--- start Material supplied ---

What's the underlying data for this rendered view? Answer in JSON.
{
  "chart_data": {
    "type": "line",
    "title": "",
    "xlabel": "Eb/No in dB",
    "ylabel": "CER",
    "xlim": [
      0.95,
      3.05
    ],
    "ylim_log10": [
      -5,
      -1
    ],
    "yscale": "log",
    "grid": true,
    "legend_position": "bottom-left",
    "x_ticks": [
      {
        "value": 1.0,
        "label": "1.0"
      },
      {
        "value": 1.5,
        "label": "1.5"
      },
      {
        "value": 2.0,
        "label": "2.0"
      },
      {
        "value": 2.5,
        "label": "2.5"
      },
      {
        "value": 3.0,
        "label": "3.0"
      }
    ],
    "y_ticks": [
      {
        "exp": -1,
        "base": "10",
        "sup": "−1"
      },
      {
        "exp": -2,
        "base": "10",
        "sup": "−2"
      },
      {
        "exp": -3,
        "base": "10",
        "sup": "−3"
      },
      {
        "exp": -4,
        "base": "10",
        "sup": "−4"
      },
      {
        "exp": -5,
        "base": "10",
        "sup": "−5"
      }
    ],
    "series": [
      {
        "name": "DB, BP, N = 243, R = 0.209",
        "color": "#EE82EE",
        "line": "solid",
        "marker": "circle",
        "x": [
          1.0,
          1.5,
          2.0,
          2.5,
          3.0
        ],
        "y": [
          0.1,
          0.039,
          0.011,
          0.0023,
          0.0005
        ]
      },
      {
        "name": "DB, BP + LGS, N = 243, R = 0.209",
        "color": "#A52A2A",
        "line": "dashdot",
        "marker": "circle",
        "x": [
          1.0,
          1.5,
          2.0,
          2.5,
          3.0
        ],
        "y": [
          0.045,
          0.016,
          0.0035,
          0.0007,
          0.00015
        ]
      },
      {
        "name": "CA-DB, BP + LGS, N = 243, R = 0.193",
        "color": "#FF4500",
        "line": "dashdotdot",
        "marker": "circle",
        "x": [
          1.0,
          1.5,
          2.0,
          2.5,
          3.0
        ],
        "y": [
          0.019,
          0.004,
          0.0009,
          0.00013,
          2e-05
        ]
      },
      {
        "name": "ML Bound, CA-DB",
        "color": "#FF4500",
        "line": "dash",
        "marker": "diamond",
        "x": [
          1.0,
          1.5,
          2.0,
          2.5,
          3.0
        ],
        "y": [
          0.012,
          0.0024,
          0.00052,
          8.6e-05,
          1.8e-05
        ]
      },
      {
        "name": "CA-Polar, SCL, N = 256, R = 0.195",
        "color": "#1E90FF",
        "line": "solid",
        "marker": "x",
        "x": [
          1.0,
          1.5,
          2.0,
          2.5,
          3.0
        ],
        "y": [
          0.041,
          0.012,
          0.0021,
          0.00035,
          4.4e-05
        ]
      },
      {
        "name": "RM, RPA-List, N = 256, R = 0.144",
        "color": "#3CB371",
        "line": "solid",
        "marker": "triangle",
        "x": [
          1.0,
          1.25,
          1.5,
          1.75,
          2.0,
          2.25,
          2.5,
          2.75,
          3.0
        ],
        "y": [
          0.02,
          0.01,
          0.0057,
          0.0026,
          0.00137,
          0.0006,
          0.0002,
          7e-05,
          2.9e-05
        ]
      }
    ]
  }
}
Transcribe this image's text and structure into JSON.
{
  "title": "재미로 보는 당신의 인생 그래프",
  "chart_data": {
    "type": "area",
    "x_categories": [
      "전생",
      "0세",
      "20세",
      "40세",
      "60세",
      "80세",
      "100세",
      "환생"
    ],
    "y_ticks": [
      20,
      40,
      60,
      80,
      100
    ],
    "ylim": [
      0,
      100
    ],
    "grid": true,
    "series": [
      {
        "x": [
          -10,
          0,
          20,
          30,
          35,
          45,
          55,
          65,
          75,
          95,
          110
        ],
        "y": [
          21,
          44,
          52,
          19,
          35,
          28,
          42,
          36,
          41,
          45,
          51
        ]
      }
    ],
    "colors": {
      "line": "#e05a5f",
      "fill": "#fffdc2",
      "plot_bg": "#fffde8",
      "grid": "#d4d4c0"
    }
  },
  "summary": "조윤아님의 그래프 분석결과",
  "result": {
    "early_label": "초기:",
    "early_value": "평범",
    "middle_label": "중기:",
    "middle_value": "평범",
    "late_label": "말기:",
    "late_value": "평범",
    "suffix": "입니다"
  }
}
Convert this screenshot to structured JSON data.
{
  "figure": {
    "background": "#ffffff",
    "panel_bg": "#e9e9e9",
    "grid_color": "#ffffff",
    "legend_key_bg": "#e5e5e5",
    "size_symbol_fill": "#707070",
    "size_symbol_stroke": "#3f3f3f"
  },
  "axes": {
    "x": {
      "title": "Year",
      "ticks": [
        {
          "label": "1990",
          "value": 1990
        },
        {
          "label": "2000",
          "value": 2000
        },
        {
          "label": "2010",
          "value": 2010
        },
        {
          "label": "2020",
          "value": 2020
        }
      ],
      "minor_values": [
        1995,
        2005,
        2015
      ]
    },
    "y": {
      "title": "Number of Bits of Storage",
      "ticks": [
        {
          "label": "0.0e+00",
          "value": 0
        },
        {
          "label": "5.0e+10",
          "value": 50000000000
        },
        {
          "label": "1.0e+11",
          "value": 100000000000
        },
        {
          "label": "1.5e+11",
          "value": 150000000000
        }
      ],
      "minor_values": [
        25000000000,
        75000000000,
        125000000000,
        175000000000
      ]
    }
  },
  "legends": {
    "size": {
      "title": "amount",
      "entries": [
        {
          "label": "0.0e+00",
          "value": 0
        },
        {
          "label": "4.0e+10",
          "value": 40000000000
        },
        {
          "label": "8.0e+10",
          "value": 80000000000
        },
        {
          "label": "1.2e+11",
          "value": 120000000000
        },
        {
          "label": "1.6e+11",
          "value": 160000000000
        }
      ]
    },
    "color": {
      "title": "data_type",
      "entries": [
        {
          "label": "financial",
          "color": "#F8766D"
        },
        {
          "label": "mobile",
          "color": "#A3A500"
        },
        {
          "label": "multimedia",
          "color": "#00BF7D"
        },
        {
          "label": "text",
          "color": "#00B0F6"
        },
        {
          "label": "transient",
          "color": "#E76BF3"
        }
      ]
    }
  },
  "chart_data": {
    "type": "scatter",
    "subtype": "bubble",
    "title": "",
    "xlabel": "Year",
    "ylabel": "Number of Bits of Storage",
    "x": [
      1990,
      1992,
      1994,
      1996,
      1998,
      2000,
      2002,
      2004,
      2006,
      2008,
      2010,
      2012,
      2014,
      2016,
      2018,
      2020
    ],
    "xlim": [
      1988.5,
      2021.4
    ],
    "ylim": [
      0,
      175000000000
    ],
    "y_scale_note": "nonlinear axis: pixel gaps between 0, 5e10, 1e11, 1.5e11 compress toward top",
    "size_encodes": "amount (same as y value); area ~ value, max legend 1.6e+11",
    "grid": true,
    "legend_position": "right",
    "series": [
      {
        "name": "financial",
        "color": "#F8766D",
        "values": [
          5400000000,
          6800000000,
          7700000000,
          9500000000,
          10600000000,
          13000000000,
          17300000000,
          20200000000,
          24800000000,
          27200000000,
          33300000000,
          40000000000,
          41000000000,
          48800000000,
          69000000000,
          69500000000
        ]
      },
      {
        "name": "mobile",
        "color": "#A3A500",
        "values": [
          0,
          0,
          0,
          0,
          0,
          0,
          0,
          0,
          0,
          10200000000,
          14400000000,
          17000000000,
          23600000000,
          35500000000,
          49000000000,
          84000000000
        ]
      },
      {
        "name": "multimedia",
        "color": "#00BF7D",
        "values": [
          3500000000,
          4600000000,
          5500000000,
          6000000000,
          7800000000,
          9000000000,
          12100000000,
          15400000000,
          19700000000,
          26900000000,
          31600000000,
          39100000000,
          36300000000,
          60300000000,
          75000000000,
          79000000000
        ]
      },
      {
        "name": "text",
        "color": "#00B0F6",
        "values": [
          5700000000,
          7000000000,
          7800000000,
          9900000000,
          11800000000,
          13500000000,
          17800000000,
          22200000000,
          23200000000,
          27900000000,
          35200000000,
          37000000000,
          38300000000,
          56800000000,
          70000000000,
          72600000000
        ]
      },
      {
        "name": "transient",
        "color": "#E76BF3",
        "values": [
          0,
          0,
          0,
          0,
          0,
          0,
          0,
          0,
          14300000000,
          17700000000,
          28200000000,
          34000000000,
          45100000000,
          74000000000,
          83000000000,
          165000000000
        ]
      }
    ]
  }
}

--- end Material supplied ---

Challenge: Pick out each line above that includes "text" and show it.

Reply:
Transcribe this image's text and structure into JSON.
          "label": "text",
        "name": "text",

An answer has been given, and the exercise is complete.